GIVEN PASSAGE:
=== Begin Enclosure ===

Insects and Diseases: Cytospora Canker (Leucocytospora kunzei or Cytospora kunzei)

HOST PLANTS:pdf

Spruce tree, Douglas Fir, Balsam Fir, Eastern Hemlock, Larch, Pine.

DESCRIPTION AND LIFECYCLE:

The stem disease Cytospora Canker is an opportunistic pathogen and a stress-related disease. The fungus usually infects trees that are weakened by environmental stress factors such as drought, incorrect planting, poor soil conditions, compaction, over watering and lawnmower damage. Blue Colorado Spruce are most commonly affected, but it also attacks other conifers. Infection usually begins when trees are at least 10-15 years old. The fungus gains entry through wounds. The infection usually starts on the lower branches and spreads upwards as spores of the fungus are dispersed by rain-splash. Needles on infected branches first turn purple, then brown and drop, leaving the infected branches bare. Cankered branches are usually covered with white resin. Black, pinhead-size fruiting bodies or pycnidia in the dead inner bark of infected branches are positive signs of the disease. The disease does not kill the tree instantly. Several years or sometimes decades may pass before the trunk or large limbs are completely girdled. The fungus overwinters in the infected branches. There is no effective cure for this disease however it may be controlled by improving tree vigor so that the tree’s own defense system can reduce the spread of the infection. Infected branches cannot be saved. It should be noted that the damage caused by this pathogen is rarely restored. Management practices that enhance health are employed in the hopes of arresting and reducing the further spread of the disease in the tree.

=== End Enclosure ===

REQUIRED TASKS:
[1] In the Cytospora Canker passage, what color do needles on infected branches turn first?
[2] Reproduce the part of the Cytospora Canker passage that begins at the words "Insects and Diseases: Cytospora" and stops after "Hemlock, Larch, Pine.".
[3] Carry on the Cytospora Canker passage from the point where it ends.
The data has no connection to the Cytospora Canker passage.

PROVIDED DATA:
=== Begin Enclosure ===

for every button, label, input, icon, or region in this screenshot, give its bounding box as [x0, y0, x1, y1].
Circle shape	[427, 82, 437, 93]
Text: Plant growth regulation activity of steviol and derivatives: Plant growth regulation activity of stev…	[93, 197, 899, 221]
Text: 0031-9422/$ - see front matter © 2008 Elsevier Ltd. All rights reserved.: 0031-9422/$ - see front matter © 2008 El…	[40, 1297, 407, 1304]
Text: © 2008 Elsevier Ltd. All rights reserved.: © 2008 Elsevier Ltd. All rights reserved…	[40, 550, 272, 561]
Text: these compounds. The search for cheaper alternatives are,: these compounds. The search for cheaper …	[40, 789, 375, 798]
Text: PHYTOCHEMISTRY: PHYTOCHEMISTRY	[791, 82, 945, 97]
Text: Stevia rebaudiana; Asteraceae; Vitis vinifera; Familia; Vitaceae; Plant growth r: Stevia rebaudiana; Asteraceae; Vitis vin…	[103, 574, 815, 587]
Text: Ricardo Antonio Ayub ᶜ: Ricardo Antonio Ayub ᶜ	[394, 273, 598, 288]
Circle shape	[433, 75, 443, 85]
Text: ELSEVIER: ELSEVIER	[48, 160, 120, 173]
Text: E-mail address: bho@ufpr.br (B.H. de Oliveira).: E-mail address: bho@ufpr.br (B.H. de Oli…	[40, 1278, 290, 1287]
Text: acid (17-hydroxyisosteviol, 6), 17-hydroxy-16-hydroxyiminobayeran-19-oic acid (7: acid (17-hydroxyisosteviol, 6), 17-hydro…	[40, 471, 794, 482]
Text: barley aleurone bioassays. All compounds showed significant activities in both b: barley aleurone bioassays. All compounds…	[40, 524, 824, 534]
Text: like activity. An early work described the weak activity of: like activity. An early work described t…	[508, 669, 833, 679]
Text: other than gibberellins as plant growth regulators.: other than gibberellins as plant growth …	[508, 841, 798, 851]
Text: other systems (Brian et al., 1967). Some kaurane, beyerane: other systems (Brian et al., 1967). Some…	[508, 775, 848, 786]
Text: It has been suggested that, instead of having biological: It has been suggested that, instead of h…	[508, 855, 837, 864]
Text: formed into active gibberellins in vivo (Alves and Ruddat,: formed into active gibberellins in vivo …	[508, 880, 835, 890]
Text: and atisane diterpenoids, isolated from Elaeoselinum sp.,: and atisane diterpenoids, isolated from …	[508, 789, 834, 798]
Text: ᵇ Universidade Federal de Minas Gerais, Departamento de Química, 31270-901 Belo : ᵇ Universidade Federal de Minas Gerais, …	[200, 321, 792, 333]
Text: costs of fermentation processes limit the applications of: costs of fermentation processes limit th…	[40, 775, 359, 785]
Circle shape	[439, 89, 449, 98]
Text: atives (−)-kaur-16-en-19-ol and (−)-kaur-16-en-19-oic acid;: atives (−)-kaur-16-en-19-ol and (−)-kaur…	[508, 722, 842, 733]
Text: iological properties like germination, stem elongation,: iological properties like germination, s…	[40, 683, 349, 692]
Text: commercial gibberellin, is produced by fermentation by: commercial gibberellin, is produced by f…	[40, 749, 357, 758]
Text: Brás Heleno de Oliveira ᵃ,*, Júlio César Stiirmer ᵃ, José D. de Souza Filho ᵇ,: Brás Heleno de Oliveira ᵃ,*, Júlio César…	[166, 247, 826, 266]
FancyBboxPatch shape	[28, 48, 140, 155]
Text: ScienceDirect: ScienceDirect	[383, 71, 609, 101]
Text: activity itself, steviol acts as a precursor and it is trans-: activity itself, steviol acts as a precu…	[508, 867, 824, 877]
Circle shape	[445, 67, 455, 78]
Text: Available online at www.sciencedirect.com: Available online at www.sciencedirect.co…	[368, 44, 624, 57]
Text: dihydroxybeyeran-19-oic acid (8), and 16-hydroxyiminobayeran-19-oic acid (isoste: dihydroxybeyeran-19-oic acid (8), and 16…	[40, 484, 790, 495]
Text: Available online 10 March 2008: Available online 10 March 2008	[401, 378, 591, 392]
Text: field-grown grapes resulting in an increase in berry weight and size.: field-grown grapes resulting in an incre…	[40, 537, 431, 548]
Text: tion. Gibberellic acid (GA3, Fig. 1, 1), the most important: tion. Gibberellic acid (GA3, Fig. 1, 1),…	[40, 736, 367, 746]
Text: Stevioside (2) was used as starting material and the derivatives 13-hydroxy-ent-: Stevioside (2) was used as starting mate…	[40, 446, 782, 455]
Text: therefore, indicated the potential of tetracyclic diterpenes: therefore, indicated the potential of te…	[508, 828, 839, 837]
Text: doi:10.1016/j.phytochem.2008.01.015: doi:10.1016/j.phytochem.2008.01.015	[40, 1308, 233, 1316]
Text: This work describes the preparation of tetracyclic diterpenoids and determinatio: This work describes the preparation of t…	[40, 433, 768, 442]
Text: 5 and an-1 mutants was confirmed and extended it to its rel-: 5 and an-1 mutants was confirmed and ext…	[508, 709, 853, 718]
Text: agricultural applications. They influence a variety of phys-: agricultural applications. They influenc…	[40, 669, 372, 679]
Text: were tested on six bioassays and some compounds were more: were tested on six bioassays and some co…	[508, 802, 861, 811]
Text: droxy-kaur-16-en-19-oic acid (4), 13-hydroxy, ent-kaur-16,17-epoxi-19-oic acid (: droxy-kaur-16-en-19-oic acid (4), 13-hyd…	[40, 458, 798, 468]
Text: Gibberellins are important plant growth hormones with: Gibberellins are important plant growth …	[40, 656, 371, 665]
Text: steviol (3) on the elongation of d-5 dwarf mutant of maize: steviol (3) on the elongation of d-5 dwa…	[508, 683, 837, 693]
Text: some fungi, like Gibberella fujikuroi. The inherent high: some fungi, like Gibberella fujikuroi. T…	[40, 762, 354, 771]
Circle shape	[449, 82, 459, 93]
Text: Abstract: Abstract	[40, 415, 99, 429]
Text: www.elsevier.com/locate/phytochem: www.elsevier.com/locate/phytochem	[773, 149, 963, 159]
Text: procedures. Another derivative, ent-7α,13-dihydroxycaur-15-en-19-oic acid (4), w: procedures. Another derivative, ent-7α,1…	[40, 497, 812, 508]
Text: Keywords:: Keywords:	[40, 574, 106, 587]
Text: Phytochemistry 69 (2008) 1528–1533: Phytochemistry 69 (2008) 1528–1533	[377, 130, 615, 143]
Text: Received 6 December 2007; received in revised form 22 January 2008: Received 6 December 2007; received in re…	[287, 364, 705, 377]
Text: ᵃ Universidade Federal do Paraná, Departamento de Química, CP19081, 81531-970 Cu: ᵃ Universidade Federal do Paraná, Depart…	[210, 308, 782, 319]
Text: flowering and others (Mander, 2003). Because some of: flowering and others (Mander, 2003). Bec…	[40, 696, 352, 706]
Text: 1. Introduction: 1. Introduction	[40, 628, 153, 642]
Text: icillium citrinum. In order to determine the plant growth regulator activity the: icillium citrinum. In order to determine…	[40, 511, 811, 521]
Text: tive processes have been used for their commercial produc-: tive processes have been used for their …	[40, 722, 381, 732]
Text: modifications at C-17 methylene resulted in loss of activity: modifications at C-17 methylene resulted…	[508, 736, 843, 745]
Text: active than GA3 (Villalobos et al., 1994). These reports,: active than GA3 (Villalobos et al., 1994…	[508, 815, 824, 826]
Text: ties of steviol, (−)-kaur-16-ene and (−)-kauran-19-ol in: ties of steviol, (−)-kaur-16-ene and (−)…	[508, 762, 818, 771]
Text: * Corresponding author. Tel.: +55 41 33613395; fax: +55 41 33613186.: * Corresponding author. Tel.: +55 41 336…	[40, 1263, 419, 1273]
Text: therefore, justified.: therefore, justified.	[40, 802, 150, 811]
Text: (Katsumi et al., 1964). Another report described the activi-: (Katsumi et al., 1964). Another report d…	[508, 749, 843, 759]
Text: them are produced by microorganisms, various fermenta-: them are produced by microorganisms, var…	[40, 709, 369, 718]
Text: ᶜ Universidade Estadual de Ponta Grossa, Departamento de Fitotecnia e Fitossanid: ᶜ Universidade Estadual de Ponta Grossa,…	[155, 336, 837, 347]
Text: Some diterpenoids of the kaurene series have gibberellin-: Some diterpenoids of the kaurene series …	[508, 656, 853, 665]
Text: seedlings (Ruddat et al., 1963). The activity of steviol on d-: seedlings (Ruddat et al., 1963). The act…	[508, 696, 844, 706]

=== End Enclosure ===

ANSWERS PER TASK:
[1] Purple.

[2]
Insects and Diseases: Cytospora Canker (Leucocytospora kunzei or Cytospora kunzei)

HOST PLANTS:pdf

Spruce tree, Douglas Fir, Balsam Fir, Eastern Hemlock, Larch, Pine.

[3]
CONTROL MEASURES:

  • Prune and remove infected branches. Infected branches should be pruned back to the main stem. Prune only when it is dry to prevent further infections. Avoid spring pruning. Pruning tools need to be disinfected.
  • Avoid stem and bark injuries. Wounds made by improper pruning of lower braches to open space around the base of the tree are the most common entry points for the fungus.
  • Improve channels for air and water drainage in the soil to alleviate compaction and poor drainage issues by performing aeration with vertical mulching and root crown excavations.
  • Fertilize with a slow release acid evergreen fertilizer high in nitrogen and potassium.
  • During periods of hot dry weather provide a deep soaking once a week from the trunk of the tree out past the dripline.
  • Caution: Do not overwater Spruce trees. Use proper planting techniques.